What you have to do => Restate, word for word, every line of the data.

Entries supplied =>
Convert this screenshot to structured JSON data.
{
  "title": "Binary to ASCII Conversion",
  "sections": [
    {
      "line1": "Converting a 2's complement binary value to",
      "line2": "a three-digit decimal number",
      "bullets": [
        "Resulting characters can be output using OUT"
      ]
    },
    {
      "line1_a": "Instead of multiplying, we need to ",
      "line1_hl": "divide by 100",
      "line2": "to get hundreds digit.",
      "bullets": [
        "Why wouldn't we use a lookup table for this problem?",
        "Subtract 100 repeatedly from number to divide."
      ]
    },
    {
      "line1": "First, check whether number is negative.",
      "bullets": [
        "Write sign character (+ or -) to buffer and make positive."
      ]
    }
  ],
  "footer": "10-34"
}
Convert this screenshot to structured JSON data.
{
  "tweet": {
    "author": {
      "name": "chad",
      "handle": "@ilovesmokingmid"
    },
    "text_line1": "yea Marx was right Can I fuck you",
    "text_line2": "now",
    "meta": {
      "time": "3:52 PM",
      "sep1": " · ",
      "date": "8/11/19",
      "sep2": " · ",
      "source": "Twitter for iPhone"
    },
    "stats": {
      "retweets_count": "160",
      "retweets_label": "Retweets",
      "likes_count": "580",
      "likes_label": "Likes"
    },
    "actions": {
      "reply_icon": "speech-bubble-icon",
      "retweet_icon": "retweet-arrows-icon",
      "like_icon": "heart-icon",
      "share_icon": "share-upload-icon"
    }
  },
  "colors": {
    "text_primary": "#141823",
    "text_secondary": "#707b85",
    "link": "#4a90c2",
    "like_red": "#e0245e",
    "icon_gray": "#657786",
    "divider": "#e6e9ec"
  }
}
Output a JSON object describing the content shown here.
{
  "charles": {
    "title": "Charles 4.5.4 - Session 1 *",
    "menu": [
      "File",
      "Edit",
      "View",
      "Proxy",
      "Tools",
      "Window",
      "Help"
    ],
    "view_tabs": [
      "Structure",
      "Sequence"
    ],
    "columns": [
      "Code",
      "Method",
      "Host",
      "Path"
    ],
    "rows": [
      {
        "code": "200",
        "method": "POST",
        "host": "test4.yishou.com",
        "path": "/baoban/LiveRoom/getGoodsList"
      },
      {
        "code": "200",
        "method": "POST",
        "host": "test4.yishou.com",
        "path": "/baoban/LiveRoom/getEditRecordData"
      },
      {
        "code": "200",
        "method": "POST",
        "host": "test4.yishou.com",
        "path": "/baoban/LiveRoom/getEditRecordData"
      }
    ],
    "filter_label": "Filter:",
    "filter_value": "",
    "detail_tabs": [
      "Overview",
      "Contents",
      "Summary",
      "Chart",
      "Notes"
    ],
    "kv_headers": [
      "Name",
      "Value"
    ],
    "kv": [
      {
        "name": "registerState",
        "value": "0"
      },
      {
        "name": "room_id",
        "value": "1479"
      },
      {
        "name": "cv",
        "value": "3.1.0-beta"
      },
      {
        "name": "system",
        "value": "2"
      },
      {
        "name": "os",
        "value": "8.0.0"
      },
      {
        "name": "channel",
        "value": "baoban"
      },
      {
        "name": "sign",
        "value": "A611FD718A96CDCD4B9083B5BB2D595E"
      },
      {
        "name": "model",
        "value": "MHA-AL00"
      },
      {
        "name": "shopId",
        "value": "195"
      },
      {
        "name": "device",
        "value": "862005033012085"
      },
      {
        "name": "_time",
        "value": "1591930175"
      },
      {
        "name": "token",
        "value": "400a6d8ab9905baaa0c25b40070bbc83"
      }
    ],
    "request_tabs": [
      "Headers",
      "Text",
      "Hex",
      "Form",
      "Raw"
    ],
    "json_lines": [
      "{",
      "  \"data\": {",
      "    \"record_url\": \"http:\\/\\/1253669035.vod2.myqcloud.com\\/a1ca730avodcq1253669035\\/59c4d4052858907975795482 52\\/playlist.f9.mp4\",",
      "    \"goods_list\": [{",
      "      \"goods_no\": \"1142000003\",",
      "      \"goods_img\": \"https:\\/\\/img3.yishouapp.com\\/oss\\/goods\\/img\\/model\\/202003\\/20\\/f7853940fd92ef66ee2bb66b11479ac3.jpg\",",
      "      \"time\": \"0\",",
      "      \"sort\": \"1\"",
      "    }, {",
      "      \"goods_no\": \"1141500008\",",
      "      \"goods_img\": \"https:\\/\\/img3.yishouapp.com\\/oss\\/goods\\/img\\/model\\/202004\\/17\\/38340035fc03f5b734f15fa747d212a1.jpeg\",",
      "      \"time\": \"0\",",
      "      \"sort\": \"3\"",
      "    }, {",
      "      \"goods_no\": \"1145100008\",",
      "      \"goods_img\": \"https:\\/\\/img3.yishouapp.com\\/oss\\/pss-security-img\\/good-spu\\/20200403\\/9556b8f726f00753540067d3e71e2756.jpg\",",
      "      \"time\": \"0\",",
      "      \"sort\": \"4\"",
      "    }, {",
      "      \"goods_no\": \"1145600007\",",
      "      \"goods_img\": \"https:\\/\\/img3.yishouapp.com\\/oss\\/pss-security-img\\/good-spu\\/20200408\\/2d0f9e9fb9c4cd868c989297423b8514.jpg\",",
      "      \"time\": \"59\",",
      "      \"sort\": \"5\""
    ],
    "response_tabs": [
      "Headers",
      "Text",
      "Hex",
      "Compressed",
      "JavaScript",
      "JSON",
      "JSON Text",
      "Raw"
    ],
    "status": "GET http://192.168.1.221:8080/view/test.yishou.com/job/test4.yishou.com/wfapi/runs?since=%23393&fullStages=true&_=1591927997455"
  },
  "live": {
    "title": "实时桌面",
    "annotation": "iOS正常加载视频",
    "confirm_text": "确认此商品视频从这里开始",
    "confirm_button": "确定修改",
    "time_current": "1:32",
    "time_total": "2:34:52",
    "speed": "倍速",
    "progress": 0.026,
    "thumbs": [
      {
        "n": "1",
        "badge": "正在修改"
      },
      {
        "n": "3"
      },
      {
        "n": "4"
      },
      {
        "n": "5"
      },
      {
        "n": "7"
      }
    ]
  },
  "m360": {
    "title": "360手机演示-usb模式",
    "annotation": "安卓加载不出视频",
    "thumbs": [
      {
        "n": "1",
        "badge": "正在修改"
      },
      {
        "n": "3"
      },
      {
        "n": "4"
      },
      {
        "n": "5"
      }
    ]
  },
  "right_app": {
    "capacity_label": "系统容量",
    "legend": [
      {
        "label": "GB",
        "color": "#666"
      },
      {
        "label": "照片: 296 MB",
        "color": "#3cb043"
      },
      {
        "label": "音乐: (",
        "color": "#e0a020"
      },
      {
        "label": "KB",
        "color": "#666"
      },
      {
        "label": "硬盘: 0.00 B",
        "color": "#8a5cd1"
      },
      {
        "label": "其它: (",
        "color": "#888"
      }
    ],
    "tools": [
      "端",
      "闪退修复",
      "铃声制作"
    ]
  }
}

Task solution =>
Convert this screenshot to structured JSON data.
{
  "title": "Binary to ASCII Conversion",
  "sections": [
    {
      "line1": "Converting a 2's complement binary value to",
      "line2": "a three-digit decimal number",
      "bullets": [
        "Resulting characters can be output using OUT"
      ]
    },
    {
      "line1_a": "Instead of multiplying, we need to ",
      "line1_hl": "divide by 100",
      "line2": "to get hundreds digit.",
      "bullets": [
        "Why wouldn't we use a lookup table for this problem?",
        "Subtract 100 repeatedly from number to divide."
      ]
    },
    {
      "line1": "First, check whether number is negative.",
      "bullets": [
        "Write sign character (+ or -) to buffer and make positive."
      ]
    }
  ],
  "footer": "10-34"
}
Convert this screenshot to structured JSON data.
{
  "tweet": {
    "author": {
      "name": "chad",
      "handle": "@ilovesmokingmid"
    },
    "text_line1": "yea Marx was right Can I fuck you",
    "text_line2": "now",
    "meta": {
      "time": "3:52 PM",
      "sep1": " · ",
      "date": "8/11/19",
      "sep2": " · ",
      "source": "Twitter for iPhone"
    },
    "stats": {
      "retweets_count": "160",
      "retweets_label": "Retweets",
      "likes_count": "580",
      "likes_label": "Likes"
    },
    "actions": {
      "reply_icon": "speech-bubble-icon",
      "retweet_icon": "retweet-arrows-icon",
      "like_icon": "heart-icon",
      "share_icon": "share-upload-icon"
    }
  },
  "colors": {
    "text_primary": "#141823",
    "text_secondary": "#707b85",
    "link": "#4a90c2",
    "like_red": "#e0245e",
    "icon_gray": "#657786",
    "divider": "#e6e9ec"
  }
}
Output a JSON object describing the content shown here.
{
  "charles": {
    "title": "Charles 4.5.4 - Session 1 *",
    "menu": [
      "File",
      "Edit",
      "View",
      "Proxy",
      "Tools",
      "Window",
      "Help"
    ],
    "view_tabs": [
      "Structure",
      "Sequence"
    ],
    "columns": [
      "Code",
      "Method",
      "Host",
      "Path"
    ],
    "rows": [
      {
        "code": "200",
        "method": "POST",
        "host": "test4.yishou.com",
        "path": "/baoban/LiveRoom/getGoodsList"
      },
      {
        "code": "200",
        "method": "POST",
        "host": "test4.yishou.com",
        "path": "/baoban/LiveRoom/getEditRecordData"
      },
      {
        "code": "200",
        "method": "POST",
        "host": "test4.yishou.com",
        "path": "/baoban/LiveRoom/getEditRecordData"
      }
    ],
    "filter_label": "Filter:",
    "filter_value": "",
    "detail_tabs": [
      "Overview",
      "Contents",
      "Summary",
      "Chart",
      "Notes"
    ],
    "kv_headers": [
      "Name",
      "Value"
    ],
    "kv": [
      {
        "name": "registerState",
        "value": "0"
      },
      {
        "name": "room_id",
        "value": "1479"
      },
      {
        "name": "cv",
        "value": "3.1.0-beta"
      },
      {
        "name": "system",
        "value": "2"
      },
      {
        "name": "os",
        "value": "8.0.0"
      },
      {
        "name": "channel",
        "value": "baoban"
      },
      {
        "name": "sign",
        "value": "A611FD718A96CDCD4B9083B5BB2D595E"
      },
      {
        "name": "model",
        "value": "MHA-AL00"
      },
      {
        "name": "shopId",
        "value": "195"
      },
      {
        "name": "device",
        "value": "862005033012085"
      },
      {
        "name": "_time",
        "value": "1591930175"
      },
      {
        "name": "token",
        "value": "400a6d8ab9905baaa0c25b40070bbc83"
      }
    ],
    "request_tabs": [
      "Headers",
      "Text",
      "Hex",
      "Form",
      "Raw"
    ],
    "json_lines": [
      "{",
      "  \"data\": {",
      "    \"record_url\": \"http:\\/\\/1253669035.vod2.myqcloud.com\\/a1ca730avodcq1253669035\\/59c4d4052858907975795482 52\\/playlist.f9.mp4\",",
      "    \"goods_list\": [{",
      "      \"goods_no\": \"1142000003\",",
      "      \"goods_img\": \"https:\\/\\/img3.yishouapp.com\\/oss\\/goods\\/img\\/model\\/202003\\/20\\/f7853940fd92ef66ee2bb66b11479ac3.jpg\",",
      "      \"time\": \"0\",",
      "      \"sort\": \"1\"",
      "    }, {",
      "      \"goods_no\": \"1141500008\",",
      "      \"goods_img\": \"https:\\/\\/img3.yishouapp.com\\/oss\\/goods\\/img\\/model\\/202004\\/17\\/38340035fc03f5b734f15fa747d212a1.jpeg\",",
      "      \"time\": \"0\",",
      "      \"sort\": \"3\"",
      "    }, {",
      "      \"goods_no\": \"1145100008\",",
      "      \"goods_img\": \"https:\\/\\/img3.yishouapp.com\\/oss\\/pss-security-img\\/good-spu\\/20200403\\/9556b8f726f00753540067d3e71e2756.jpg\",",
      "      \"time\": \"0\",",
      "      \"sort\": \"4\"",
      "    }, {",
      "      \"goods_no\": \"1145600007\",",
      "      \"goods_img\": \"https:\\/\\/img3.yishouapp.com\\/oss\\/pss-security-img\\/good-spu\\/20200408\\/2d0f9e9fb9c4cd868c989297423b8514.jpg\",",
      "      \"time\": \"59\",",
      "      \"sort\": \"5\""
    ],
    "response_tabs": [
      "Headers",
      "Text",
      "Hex",
      "Compressed",
      "JavaScript",
      "JSON",
      "JSON Text",
      "Raw"
    ],
    "status": "GET http://192.168.1.221:8080/view/test.yishou.com/job/test4.yishou.com/wfapi/runs?since=%23393&fullStages=true&_=1591927997455"
  },
  "live": {
    "title": "实时桌面",
    "annotation": "iOS正常加载视频",
    "confirm_text": "确认此商品视频从这里开始",
    "confirm_button": "确定修改",
    "time_current": "1:32",
    "time_total": "2:34:52",
    "speed": "倍速",
    "progress": 0.026,
    "thumbs": [
      {
        "n": "1",
        "badge": "正在修改"
      },
      {
        "n": "3"
      },
      {
        "n": "4"
      },
      {
        "n": "5"
      },
      {
        "n": "7"
      }
    ]
  },
  "m360": {
    "title": "360手机演示-usb模式",
    "annotation": "安卓加载不出视频",
    "thumbs": [
      {
        "n": "1",
        "badge": "正在修改"
      },
      {
        "n": "3"
      },
      {
        "n": "4"
      },
      {
        "n": "5"
      }
    ]
  },
  "right_app": {
    "capacity_label": "系统容量",
    "legend": [
      {
        "label": "GB",
        "color": "#666"
      },
      {
        "label": "照片: 296 MB",
        "color": "#3cb043"
      },
      {
        "label": "音乐: (",
        "color": "#e0a020"
      },
      {
        "label": "KB",
        "color": "#666"
      },
      {
        "label": "硬盘: 0.00 B",
        "color": "#8a5cd1"
      },
      {
        "label": "其它: (",
        "color": "#888"
      }
    ],
    "tools": [
      "端",
      "闪退修复",
      "铃声制作"
    ]
  }
}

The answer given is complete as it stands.